_EXERCISE DIRECTIONS_. Without the pictures, print each of the records below exactly as it appears.

_DATASET EXCERPTS_.

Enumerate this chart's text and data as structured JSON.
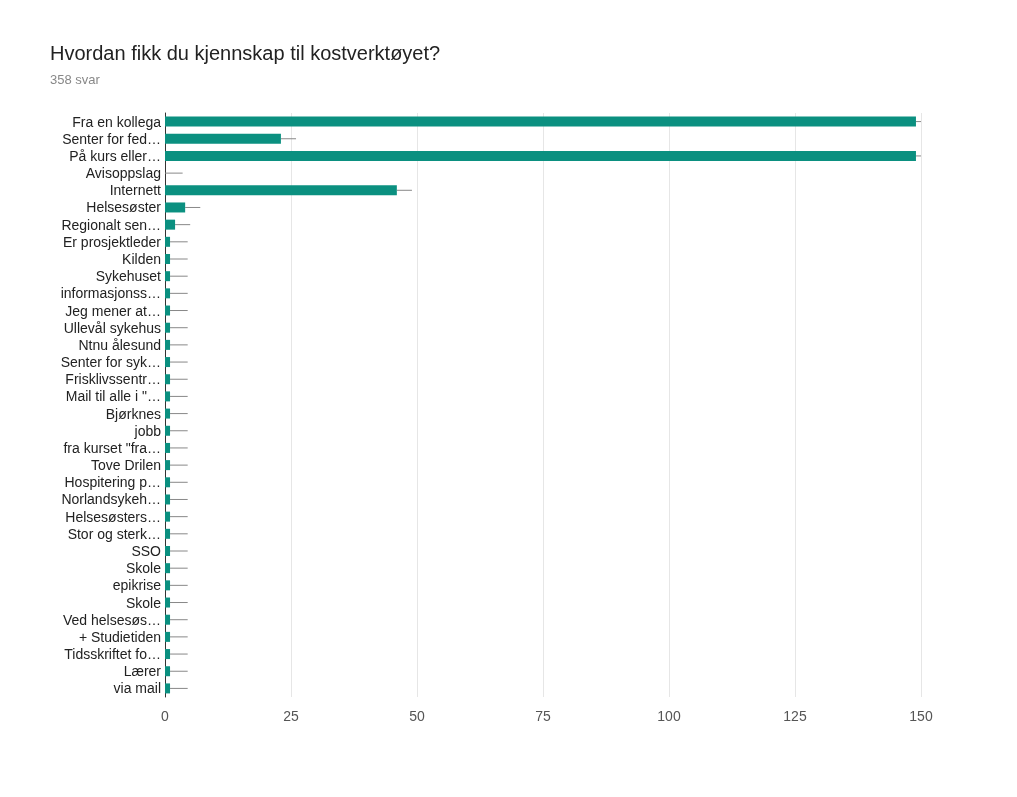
{
  "chart_data": {
    "type": "bar",
    "orientation": "horizontal",
    "title": "Hvordan fikk du kjennskap til kostverktøyet?",
    "subtitle": "358 svar",
    "categories": [
      "Fra en kollega",
      "Senter for fed…",
      "På kurs eller…",
      "Avisoppslag",
      "Internett",
      "Helsesøster",
      "Regionalt sen…",
      "Er prosjektleder",
      "Kilden",
      "Sykehuset",
      "informasjonss…",
      "Jeg mener at…",
      "Ullevål sykehus",
      "Ntnu ålesund",
      "Senter for syk…",
      "Frisklivssentr…",
      "Mail til alle i \"…",
      "Bjørknes",
      "jobb",
      "fra kurset \"fra…",
      "Tove Drilen",
      "Hospitering p…",
      "Norlandsykeh…",
      "Helsesøsters…",
      "Stor og sterk…",
      "SSO",
      "Skole",
      "epikrise",
      "Skole",
      "Ved helsesøs…",
      "+ Studietiden",
      "Tidsskriftet fo…",
      "Lærer",
      "via mail"
    ],
    "values": [
      149,
      23,
      149,
      0,
      46,
      4,
      2,
      1,
      1,
      1,
      1,
      1,
      1,
      1,
      1,
      1,
      1,
      1,
      1,
      1,
      1,
      1,
      1,
      1,
      1,
      1,
      1,
      1,
      1,
      1,
      1,
      1,
      1,
      1
    ],
    "errors": [
      [
        149,
        150
      ],
      [
        23,
        26
      ],
      [
        149,
        150
      ],
      [
        0,
        3.5
      ],
      [
        46,
        49
      ],
      [
        4,
        7
      ],
      [
        2,
        5
      ],
      [
        1,
        4.5
      ],
      [
        1,
        4.5
      ],
      [
        1,
        4.5
      ],
      [
        1,
        4.5
      ],
      [
        1,
        4.5
      ],
      [
        1,
        4.5
      ],
      [
        1,
        4.5
      ],
      [
        1,
        4.5
      ],
      [
        1,
        4.5
      ],
      [
        1,
        4.5
      ],
      [
        1,
        4.5
      ],
      [
        1,
        4.5
      ],
      [
        1,
        4.5
      ],
      [
        1,
        4.5
      ],
      [
        1,
        4.5
      ],
      [
        1,
        4.5
      ],
      [
        1,
        4.5
      ],
      [
        1,
        4.5
      ],
      [
        1,
        4.5
      ],
      [
        1,
        4.5
      ],
      [
        1,
        4.5
      ],
      [
        1,
        4.5
      ],
      [
        1,
        4.5
      ],
      [
        1,
        4.5
      ],
      [
        1,
        4.5
      ],
      [
        1,
        4.5
      ],
      [
        1,
        4.5
      ]
    ],
    "color": "#0b9080",
    "xlim": [
      0,
      150
    ],
    "xticks": [
      0,
      25,
      50,
      75,
      100,
      125,
      150
    ],
    "grid": "x"
  }
}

_WRITTEN REPLY_.
Enumerate this chart's text and data as structured JSON.
{
  "chart_data": {
    "type": "bar",
    "orientation": "horizontal",
    "title": "Hvordan fikk du kjennskap til kostverktøyet?",
    "subtitle": "358 svar",
    "categories": [
      "Fra en kollega",
      "Senter for fed…",
      "På kurs eller…",
      "Avisoppslag",
      "Internett",
      "Helsesøster",
      "Regionalt sen…",
      "Er prosjektleder",
      "Kilden",
      "Sykehuset",
      "informasjonss…",
      "Jeg mener at…",
      "Ullevål sykehus",
      "Ntnu ålesund",
      "Senter for syk…",
      "Frisklivssentr…",
      "Mail til alle i \"…",
      "Bjørknes",
      "jobb",
      "fra kurset \"fra…",
      "Tove Drilen",
      "Hospitering p…",
      "Norlandsykeh…",
      "Helsesøsters…",
      "Stor og sterk…",
      "SSO",
      "Skole",
      "epikrise",
      "Skole",
      "Ved helsesøs…",
      "+ Studietiden",
      "Tidsskriftet fo…",
      "Lærer",
      "via mail"
    ],
    "values": [
      149,
      23,
      149,
      0,
      46,
      4,
      2,
      1,
      1,
      1,
      1,
      1,
      1,
      1,
      1,
      1,
      1,
      1,
      1,
      1,
      1,
      1,
      1,
      1,
      1,
      1,
      1,
      1,
      1,
      1,
      1,
      1,
      1,
      1
    ],
    "errors": [
      [
        149,
        150
      ],
      [
        23,
        26
      ],
      [
        149,
        150
      ],
      [
        0,
        3.5
      ],
      [
        46,
        49
      ],
      [
        4,
        7
      ],
      [
        2,
        5
      ],
      [
        1,
        4.5
      ],
      [
        1,
        4.5
      ],
      [
        1,
        4.5
      ],
      [
        1,
        4.5
      ],
      [
        1,
        4.5
      ],
      [
        1,
        4.5
      ],
      [
        1,
        4.5
      ],
      [
        1,
        4.5
      ],
      [
        1,
        4.5
      ],
      [
        1,
        4.5
      ],
      [
        1,
        4.5
      ],
      [
        1,
        4.5
      ],
      [
        1,
        4.5
      ],
      [
        1,
        4.5
      ],
      [
        1,
        4.5
      ],
      [
        1,
        4.5
      ],
      [
        1,
        4.5
      ],
      [
        1,
        4.5
      ],
      [
        1,
        4.5
      ],
      [
        1,
        4.5
      ],
      [
        1,
        4.5
      ],
      [
        1,
        4.5
      ],
      [
        1,
        4.5
      ],
      [
        1,
        4.5
      ],
      [
        1,
        4.5
      ],
      [
        1,
        4.5
      ],
      [
        1,
        4.5
      ]
    ],
    "color": "#0b9080",
    "xlim": [
      0,
      150
    ],
    "xticks": [
      0,
      25,
      50,
      75,
      100,
      125,
      150
    ],
    "grid": "x"
  }
}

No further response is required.